Without the images, write out the whole listing exactly.

+ + + + +

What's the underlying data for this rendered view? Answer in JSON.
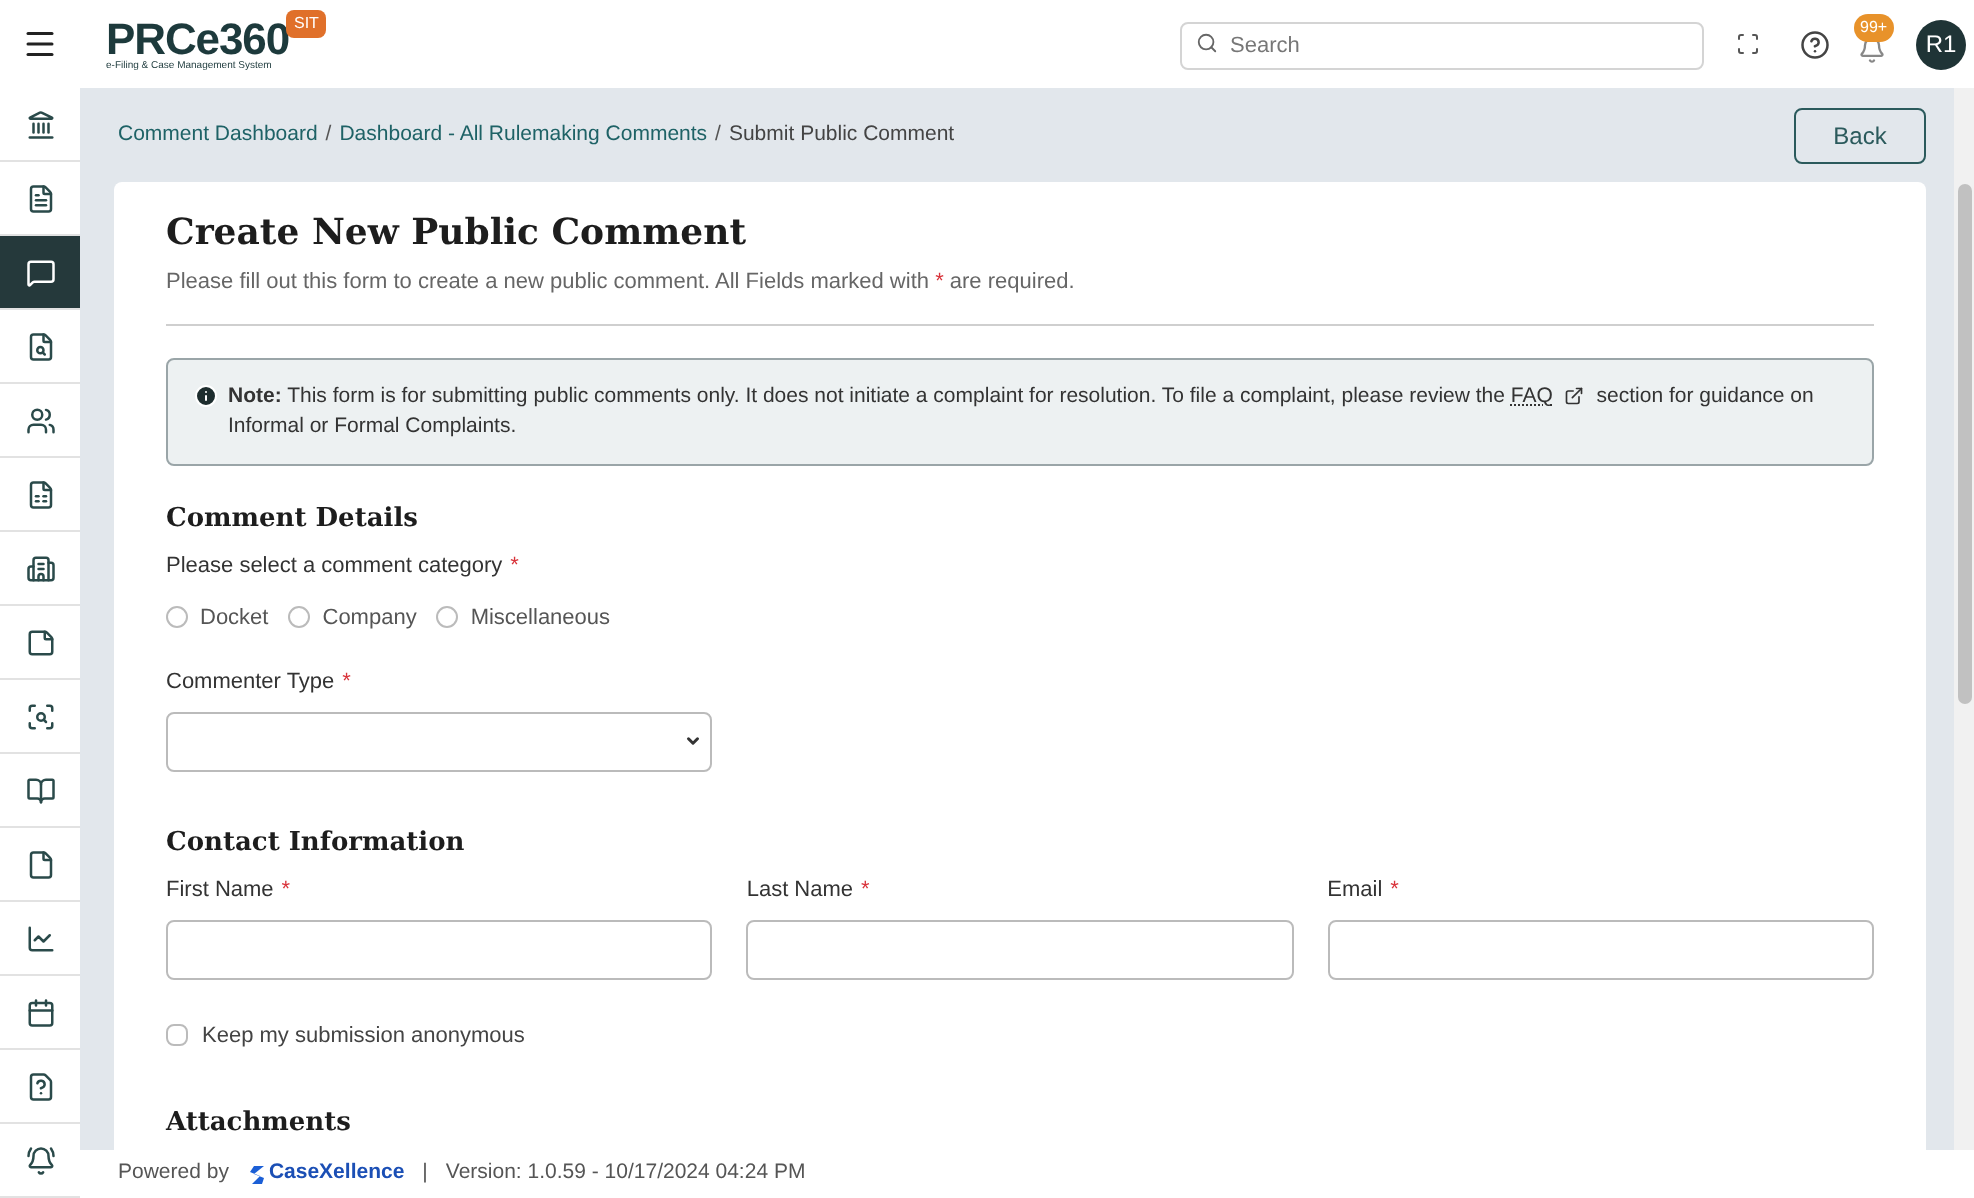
{
  "header": {
    "logo": "PRCe360",
    "logo_tagline": "e-Filing & Case Management System",
    "env_badge": "SIT",
    "search": {
      "placeholder": "Search"
    },
    "notification_count": "99+",
    "avatar": "R1"
  },
  "sidebar": {
    "items": [
      {
        "selected": false
      },
      {
        "selected": false
      },
      {
        "selected": true
      },
      {
        "selected": false
      },
      {
        "selected": false
      },
      {
        "selected": false
      },
      {
        "selected": false
      },
      {
        "selected": false
      },
      {
        "selected": false
      },
      {
        "selected": false
      },
      {
        "selected": false
      },
      {
        "selected": false
      },
      {
        "selected": false
      },
      {
        "selected": false
      },
      {
        "selected": false
      }
    ]
  },
  "breadcrumb": {
    "links": [
      "Comment Dashboard",
      "Dashboard - All Rulemaking Comments"
    ],
    "separator": "/",
    "current": "Submit Public Comment"
  },
  "back_button": "Back",
  "form": {
    "title": "Create New Public Comment",
    "subtitle_before": "Please fill out this form to create a new public comment. All Fields marked with",
    "required_mark": "*",
    "subtitle_after": "are required.",
    "note": {
      "label": "Note:",
      "text": "This form is for submitting public comments only. It does not initiate a complaint for resolution. To file a complaint, please review the",
      "link": "FAQ",
      "text_after": "section for guidance on Informal or Formal Complaints."
    },
    "comment_details": {
      "heading": "Comment Details",
      "category_label": "Please select a comment category",
      "category_required": "*",
      "categories": [
        {
          "label": "Docket",
          "selected": false
        },
        {
          "label": "Company",
          "selected": false
        },
        {
          "label": "Miscellaneous",
          "selected": false
        }
      ],
      "commenter_type_label": "Commenter Type",
      "commenter_type_required": "*"
    },
    "contact": {
      "heading": "Contact Information",
      "fields": [
        {
          "label": "First Name",
          "required": "*"
        },
        {
          "label": "Last Name",
          "required": "*"
        },
        {
          "label": "Email",
          "required": "*"
        }
      ],
      "anonymous": {
        "label": "Keep my submission anonymous",
        "checked": false
      }
    },
    "attachments_heading": "Attachments"
  },
  "footer": {
    "powered_by": "Powered by",
    "brand": "CaseXellence",
    "separator": "|",
    "version": "Version: 1.0.59 - 10/17/2024 04:24 PM"
  }
}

+ + + + +

- **Written response**
What's the underlying data for this rendered view? Answer in JSON.
{
  "header": {
    "logo": "PRCe360",
    "logo_tagline": "e-Filing & Case Management System",
    "env_badge": "SIT",
    "search": {
      "placeholder": "Search"
    },
    "notification_count": "99+",
    "avatar": "R1"
  },
  "sidebar": {
    "items": [
      {
        "selected": false
      },
      {
        "selected": false
      },
      {
        "selected": true
      },
      {
        "selected": false
      },
      {
        "selected": false
      },
      {
        "selected": false
      },
      {
        "selected": false
      },
      {
        "selected": false
      },
      {
        "selected": false
      },
      {
        "selected": false
      },
      {
        "selected": false
      },
      {
        "selected": false
      },
      {
        "selected": false
      },
      {
        "selected": false
      },
      {
        "selected": false
      }
    ]
  },
  "breadcrumb": {
    "links": [
      "Comment Dashboard",
      "Dashboard - All Rulemaking Comments"
    ],
    "separator": "/",
    "current": "Submit Public Comment"
  },
  "back_button": "Back",
  "form": {
    "title": "Create New Public Comment",
    "subtitle_before": "Please fill out this form to create a new public comment. All Fields marked with",
    "required_mark": "*",
    "subtitle_after": "are required.",
    "note": {
      "label": "Note:",
      "text": "This form is for submitting public comments only. It does not initiate a complaint for resolution. To file a complaint, please review the",
      "link": "FAQ",
      "text_after": "section for guidance on Informal or Formal Complaints."
    },
    "comment_details": {
      "heading": "Comment Details",
      "category_label": "Please select a comment category",
      "category_required": "*",
      "categories": [
        {
          "label": "Docket",
          "selected": false
        },
        {
          "label": "Company",
          "selected": false
        },
        {
          "label": "Miscellaneous",
          "selected": false
        }
      ],
      "commenter_type_label": "Commenter Type",
      "commenter_type_required": "*"
    },
    "contact": {
      "heading": "Contact Information",
      "fields": [
        {
          "label": "First Name",
          "required": "*"
        },
        {
          "label": "Last Name",
          "required": "*"
        },
        {
          "label": "Email",
          "required": "*"
        }
      ],
      "anonymous": {
        "label": "Keep my submission anonymous",
        "checked": false
      }
    },
    "attachments_heading": "Attachments"
  },
  "footer": {
    "powered_by": "Powered by",
    "brand": "CaseXellence",
    "separator": "|",
    "version": "Version: 1.0.59 - 10/17/2024 04:24 PM"
  }
}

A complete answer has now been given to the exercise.